▶ **AIM**
Transcribe all records exactly.

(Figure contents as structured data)
------

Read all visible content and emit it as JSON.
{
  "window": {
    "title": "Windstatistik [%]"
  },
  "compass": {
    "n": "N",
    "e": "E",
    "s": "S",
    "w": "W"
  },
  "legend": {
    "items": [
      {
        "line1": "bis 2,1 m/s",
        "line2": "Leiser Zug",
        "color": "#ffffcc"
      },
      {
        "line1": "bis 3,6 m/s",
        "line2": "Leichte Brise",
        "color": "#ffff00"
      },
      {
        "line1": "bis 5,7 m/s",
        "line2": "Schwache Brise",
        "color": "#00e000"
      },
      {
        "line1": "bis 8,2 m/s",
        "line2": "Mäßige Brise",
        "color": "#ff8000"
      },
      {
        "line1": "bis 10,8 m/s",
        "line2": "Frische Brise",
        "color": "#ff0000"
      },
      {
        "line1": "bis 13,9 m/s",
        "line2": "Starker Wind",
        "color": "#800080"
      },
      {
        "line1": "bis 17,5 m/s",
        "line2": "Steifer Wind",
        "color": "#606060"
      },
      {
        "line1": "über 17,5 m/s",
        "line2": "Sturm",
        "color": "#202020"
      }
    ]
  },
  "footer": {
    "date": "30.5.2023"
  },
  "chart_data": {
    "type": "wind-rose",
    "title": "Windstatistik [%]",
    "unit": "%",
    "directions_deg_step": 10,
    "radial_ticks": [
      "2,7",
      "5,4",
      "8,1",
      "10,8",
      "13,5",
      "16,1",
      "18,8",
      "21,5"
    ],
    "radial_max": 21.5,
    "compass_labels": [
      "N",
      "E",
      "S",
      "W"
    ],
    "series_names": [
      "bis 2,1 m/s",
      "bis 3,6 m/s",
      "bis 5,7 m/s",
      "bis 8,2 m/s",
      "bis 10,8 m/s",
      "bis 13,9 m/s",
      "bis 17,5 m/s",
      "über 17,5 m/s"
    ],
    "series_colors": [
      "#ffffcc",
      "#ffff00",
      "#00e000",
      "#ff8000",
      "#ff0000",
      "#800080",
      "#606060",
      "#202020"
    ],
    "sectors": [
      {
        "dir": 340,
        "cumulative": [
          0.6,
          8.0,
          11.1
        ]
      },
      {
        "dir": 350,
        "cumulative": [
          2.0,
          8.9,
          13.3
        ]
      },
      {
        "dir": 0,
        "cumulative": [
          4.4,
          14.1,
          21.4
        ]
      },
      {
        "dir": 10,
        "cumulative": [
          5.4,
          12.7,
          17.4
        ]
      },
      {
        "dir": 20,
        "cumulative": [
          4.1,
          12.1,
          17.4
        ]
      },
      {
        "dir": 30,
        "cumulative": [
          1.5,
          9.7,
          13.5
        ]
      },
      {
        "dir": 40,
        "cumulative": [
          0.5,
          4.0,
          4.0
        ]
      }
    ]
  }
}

------

▶ **ANSWER TO THE TASK**
Read all visible content and emit it as JSON.
{
  "window": {
    "title": "Windstatistik [%]"
  },
  "compass": {
    "n": "N",
    "e": "E",
    "s": "S",
    "w": "W"
  },
  "legend": {
    "items": [
      {
        "line1": "bis 2,1 m/s",
        "line2": "Leiser Zug",
        "color": "#ffffcc"
      },
      {
        "line1": "bis 3,6 m/s",
        "line2": "Leichte Brise",
        "color": "#ffff00"
      },
      {
        "line1": "bis 5,7 m/s",
        "line2": "Schwache Brise",
        "color": "#00e000"
      },
      {
        "line1": "bis 8,2 m/s",
        "line2": "Mäßige Brise",
        "color": "#ff8000"
      },
      {
        "line1": "bis 10,8 m/s",
        "line2": "Frische Brise",
        "color": "#ff0000"
      },
      {
        "line1": "bis 13,9 m/s",
        "line2": "Starker Wind",
        "color": "#800080"
      },
      {
        "line1": "bis 17,5 m/s",
        "line2": "Steifer Wind",
        "color": "#606060"
      },
      {
        "line1": "über 17,5 m/s",
        "line2": "Sturm",
        "color": "#202020"
      }
    ]
  },
  "footer": {
    "date": "30.5.2023"
  },
  "chart_data": {
    "type": "wind-rose",
    "title": "Windstatistik [%]",
    "unit": "%",
    "directions_deg_step": 10,
    "radial_ticks": [
      "2,7",
      "5,4",
      "8,1",
      "10,8",
      "13,5",
      "16,1",
      "18,8",
      "21,5"
    ],
    "radial_max": 21.5,
    "compass_labels": [
      "N",
      "E",
      "S",
      "W"
    ],
    "series_names": [
      "bis 2,1 m/s",
      "bis 3,6 m/s",
      "bis 5,7 m/s",
      "bis 8,2 m/s",
      "bis 10,8 m/s",
      "bis 13,9 m/s",
      "bis 17,5 m/s",
      "über 17,5 m/s"
    ],
    "series_colors": [
      "#ffffcc",
      "#ffff00",
      "#00e000",
      "#ff8000",
      "#ff0000",
      "#800080",
      "#606060",
      "#202020"
    ],
    "sectors": [
      {
        "dir": 340,
        "cumulative": [
          0.6,
          8.0,
          11.1
        ]
      },
      {
        "dir": 350,
        "cumulative": [
          2.0,
          8.9,
          13.3
        ]
      },
      {
        "dir": 0,
        "cumulative": [
          4.4,
          14.1,
          21.4
        ]
      },
      {
        "dir": 10,
        "cumulative": [
          5.4,
          12.7,
          17.4
        ]
      },
      {
        "dir": 20,
        "cumulative": [
          4.1,
          12.1,
          17.4
        ]
      },
      {
        "dir": 30,
        "cumulative": [
          1.5,
          9.7,
          13.5
        ]
      },
      {
        "dir": 40,
        "cumulative": [
          0.5,
          4.0,
          4.0
        ]
      }
    ]
  }
}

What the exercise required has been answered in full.